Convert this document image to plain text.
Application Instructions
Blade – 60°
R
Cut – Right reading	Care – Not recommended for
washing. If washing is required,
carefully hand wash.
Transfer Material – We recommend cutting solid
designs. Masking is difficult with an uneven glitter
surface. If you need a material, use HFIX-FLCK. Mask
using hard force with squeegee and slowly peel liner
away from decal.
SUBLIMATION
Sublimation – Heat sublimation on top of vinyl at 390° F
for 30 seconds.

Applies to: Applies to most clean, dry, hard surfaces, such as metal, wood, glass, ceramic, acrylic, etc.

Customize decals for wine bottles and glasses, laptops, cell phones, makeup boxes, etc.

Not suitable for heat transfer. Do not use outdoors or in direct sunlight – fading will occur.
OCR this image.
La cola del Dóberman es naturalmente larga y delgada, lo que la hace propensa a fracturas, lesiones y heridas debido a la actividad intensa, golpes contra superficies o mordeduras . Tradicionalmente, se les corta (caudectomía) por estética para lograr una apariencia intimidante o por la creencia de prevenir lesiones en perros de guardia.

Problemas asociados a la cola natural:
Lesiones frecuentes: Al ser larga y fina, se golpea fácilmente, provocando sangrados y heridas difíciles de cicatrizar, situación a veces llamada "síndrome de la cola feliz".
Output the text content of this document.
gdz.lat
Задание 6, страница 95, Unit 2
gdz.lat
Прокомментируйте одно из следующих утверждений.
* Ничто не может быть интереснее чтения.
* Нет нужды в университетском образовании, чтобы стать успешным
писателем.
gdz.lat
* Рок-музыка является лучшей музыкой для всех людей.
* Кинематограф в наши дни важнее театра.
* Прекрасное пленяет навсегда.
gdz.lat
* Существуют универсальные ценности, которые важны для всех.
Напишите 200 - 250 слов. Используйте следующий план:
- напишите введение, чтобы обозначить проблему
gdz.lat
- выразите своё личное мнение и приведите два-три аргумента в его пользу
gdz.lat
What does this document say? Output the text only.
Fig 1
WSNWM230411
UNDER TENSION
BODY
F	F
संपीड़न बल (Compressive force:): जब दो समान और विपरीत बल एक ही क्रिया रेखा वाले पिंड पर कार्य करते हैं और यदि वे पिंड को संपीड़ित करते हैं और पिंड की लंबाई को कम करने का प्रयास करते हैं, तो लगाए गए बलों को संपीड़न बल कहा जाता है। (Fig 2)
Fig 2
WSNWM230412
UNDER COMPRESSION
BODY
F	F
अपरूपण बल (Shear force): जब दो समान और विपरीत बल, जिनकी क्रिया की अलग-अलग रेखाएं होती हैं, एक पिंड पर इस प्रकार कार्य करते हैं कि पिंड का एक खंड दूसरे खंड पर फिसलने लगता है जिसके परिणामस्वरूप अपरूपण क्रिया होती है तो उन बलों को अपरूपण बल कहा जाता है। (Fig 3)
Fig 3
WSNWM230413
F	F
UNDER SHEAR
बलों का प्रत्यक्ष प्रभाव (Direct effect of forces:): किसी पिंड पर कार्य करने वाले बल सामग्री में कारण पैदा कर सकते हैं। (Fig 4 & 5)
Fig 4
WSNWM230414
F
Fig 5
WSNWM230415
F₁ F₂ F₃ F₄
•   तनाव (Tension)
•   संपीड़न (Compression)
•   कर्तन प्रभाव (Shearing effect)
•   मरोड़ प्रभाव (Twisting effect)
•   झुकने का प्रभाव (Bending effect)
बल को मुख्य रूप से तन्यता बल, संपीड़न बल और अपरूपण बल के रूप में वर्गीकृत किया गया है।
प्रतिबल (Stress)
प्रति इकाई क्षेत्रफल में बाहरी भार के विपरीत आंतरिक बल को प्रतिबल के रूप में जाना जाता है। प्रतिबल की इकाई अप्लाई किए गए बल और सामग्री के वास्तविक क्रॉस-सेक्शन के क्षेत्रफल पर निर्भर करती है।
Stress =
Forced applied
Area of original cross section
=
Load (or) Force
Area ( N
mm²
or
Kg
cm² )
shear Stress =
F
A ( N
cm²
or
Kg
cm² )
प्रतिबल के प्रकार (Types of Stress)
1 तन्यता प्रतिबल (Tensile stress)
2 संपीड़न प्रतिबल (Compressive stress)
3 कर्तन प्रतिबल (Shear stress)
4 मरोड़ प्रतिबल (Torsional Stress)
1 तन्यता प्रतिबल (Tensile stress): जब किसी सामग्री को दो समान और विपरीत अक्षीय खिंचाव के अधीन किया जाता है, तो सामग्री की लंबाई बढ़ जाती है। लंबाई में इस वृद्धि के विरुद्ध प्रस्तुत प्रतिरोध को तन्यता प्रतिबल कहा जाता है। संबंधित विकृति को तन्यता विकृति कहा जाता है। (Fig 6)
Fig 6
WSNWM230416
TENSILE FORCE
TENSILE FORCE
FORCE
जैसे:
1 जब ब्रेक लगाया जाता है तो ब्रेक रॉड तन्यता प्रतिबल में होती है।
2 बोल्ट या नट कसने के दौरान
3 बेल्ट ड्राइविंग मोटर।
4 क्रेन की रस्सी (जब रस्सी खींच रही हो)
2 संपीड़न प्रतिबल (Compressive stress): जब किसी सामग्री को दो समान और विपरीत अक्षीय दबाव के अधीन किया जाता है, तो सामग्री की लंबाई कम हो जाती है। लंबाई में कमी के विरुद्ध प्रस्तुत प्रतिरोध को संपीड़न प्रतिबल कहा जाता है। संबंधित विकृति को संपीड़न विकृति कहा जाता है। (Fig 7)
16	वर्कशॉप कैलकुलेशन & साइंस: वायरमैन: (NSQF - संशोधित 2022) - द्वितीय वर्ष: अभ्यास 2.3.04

● ● ● ●

# BRIEF
Print every record above exactly as written.

# WRITTEN SOLUTION
Convert this document image to plain text.
Application Instructions
Blade – 60°
R
Cut – Right reading	Care – Not recommended for
washing. If washing is required,
carefully hand wash.
Transfer Material – We recommend cutting solid
designs. Masking is difficult with an uneven glitter
surface. If you need a material, use HFIX-FLCK. Mask
using hard force with squeegee and slowly peel liner
away from decal.
SUBLIMATION
Sublimation – Heat sublimation on top of vinyl at 390° F
for 30 seconds.

Applies to: Applies to most clean, dry, hard surfaces, such as metal, wood, glass, ceramic, acrylic, etc.

Customize decals for wine bottles and glasses, laptops, cell phones, makeup boxes, etc.

Not suitable for heat transfer. Do not use outdoors or in direct sunlight – fading will occur.
OCR this image.
La cola del Dóberman es naturalmente larga y delgada, lo que la hace propensa a fracturas, lesiones y heridas debido a la actividad intensa, golpes contra superficies o mordeduras . Tradicionalmente, se les corta (caudectomía) por estética para lograr una apariencia intimidante o por la creencia de prevenir lesiones en perros de guardia.

Problemas asociados a la cola natural:
Lesiones frecuentes: Al ser larga y fina, se golpea fácilmente, provocando sangrados y heridas difíciles de cicatrizar, situación a veces llamada "síndrome de la cola feliz".
Output the text content of this document.
gdz.lat
Задание 6, страница 95, Unit 2
gdz.lat
Прокомментируйте одно из следующих утверждений.
* Ничто не может быть интереснее чтения.
* Нет нужды в университетском образовании, чтобы стать успешным
писателем.
gdz.lat
* Рок-музыка является лучшей музыкой для всех людей.
* Кинематограф в наши дни важнее театра.
* Прекрасное пленяет навсегда.
gdz.lat
* Существуют универсальные ценности, которые важны для всех.
Напишите 200 - 250 слов. Используйте следующий план:
- напишите введение, чтобы обозначить проблему
gdz.lat
- выразите своё личное мнение и приведите два-три аргумента в его пользу
gdz.lat
What does this document say? Output the text only.
Fig 1
WSNWM230411
UNDER TENSION
BODY
F	F
संपीड़न बल (Compressive force:): जब दो समान और विपरीत बल एक ही क्रिया रेखा वाले पिंड पर कार्य करते हैं और यदि वे पिंड को संपीड़ित करते हैं और पिंड की लंबाई को कम करने का प्रयास करते हैं, तो लगाए गए बलों को संपीड़न बल कहा जाता है। (Fig 2)
Fig 2
WSNWM230412
UNDER COMPRESSION
BODY
F	F
अपरूपण बल (Shear force): जब दो समान और विपरीत बल, जिनकी क्रिया की अलग-अलग रेखाएं होती हैं, एक पिंड पर इस प्रकार कार्य करते हैं कि पिंड का एक खंड दूसरे खंड पर फिसलने लगता है जिसके परिणामस्वरूप अपरूपण क्रिया होती है तो उन बलों को अपरूपण बल कहा जाता है। (Fig 3)
Fig 3
WSNWM230413
F	F
UNDER SHEAR
बलों का प्रत्यक्ष प्रभाव (Direct effect of forces:): किसी पिंड पर कार्य करने वाले बल सामग्री में कारण पैदा कर सकते हैं। (Fig 4 & 5)
Fig 4
WSNWM230414
F
Fig 5
WSNWM230415
F₁ F₂ F₃ F₄
•   तनाव (Tension)
•   संपीड़न (Compression)
•   कर्तन प्रभाव (Shearing effect)
•   मरोड़ प्रभाव (Twisting effect)
•   झुकने का प्रभाव (Bending effect)
बल को मुख्य रूप से तन्यता बल, संपीड़न बल और अपरूपण बल के रूप में वर्गीकृत किया गया है।
प्रतिबल (Stress)
प्रति इकाई क्षेत्रफल में बाहरी भार के विपरीत आंतरिक बल को प्रतिबल के रूप में जाना जाता है। प्रतिबल की इकाई अप्लाई किए गए बल और सामग्री के वास्तविक क्रॉस-सेक्शन के क्षेत्रफल पर निर्भर करती है।
Stress =
Forced applied
Area of original cross section
=
Load (or) Force
Area ( N
mm²
or
Kg
cm² )
shear Stress =
F
A ( N
cm²
or
Kg
cm² )
प्रतिबल के प्रकार (Types of Stress)
1 तन्यता प्रतिबल (Tensile stress)
2 संपीड़न प्रतिबल (Compressive stress)
3 कर्तन प्रतिबल (Shear stress)
4 मरोड़ प्रतिबल (Torsional Stress)
1 तन्यता प्रतिबल (Tensile stress): जब किसी सामग्री को दो समान और विपरीत अक्षीय खिंचाव के अधीन किया जाता है, तो सामग्री की लंबाई बढ़ जाती है। लंबाई में इस वृद्धि के विरुद्ध प्रस्तुत प्रतिरोध को तन्यता प्रतिबल कहा जाता है। संबंधित विकृति को तन्यता विकृति कहा जाता है। (Fig 6)
Fig 6
WSNWM230416
TENSILE FORCE
TENSILE FORCE
FORCE
जैसे:
1 जब ब्रेक लगाया जाता है तो ब्रेक रॉड तन्यता प्रतिबल में होती है।
2 बोल्ट या नट कसने के दौरान
3 बेल्ट ड्राइविंग मोटर।
4 क्रेन की रस्सी (जब रस्सी खींच रही हो)
2 संपीड़न प्रतिबल (Compressive stress): जब किसी सामग्री को दो समान और विपरीत अक्षीय दबाव के अधीन किया जाता है, तो सामग्री की लंबाई कम हो जाती है। लंबाई में कमी के विरुद्ध प्रस्तुत प्रतिरोध को संपीड़न प्रतिबल कहा जाता है। संबंधित विकृति को संपीड़न विकृति कहा जाता है। (Fig 7)
16	वर्कशॉप कैलकुलेशन & साइंस: वायरमैन: (NSQF - संशोधित 2022) - द्वितीय वर्ष: अभ्यास 2.3.04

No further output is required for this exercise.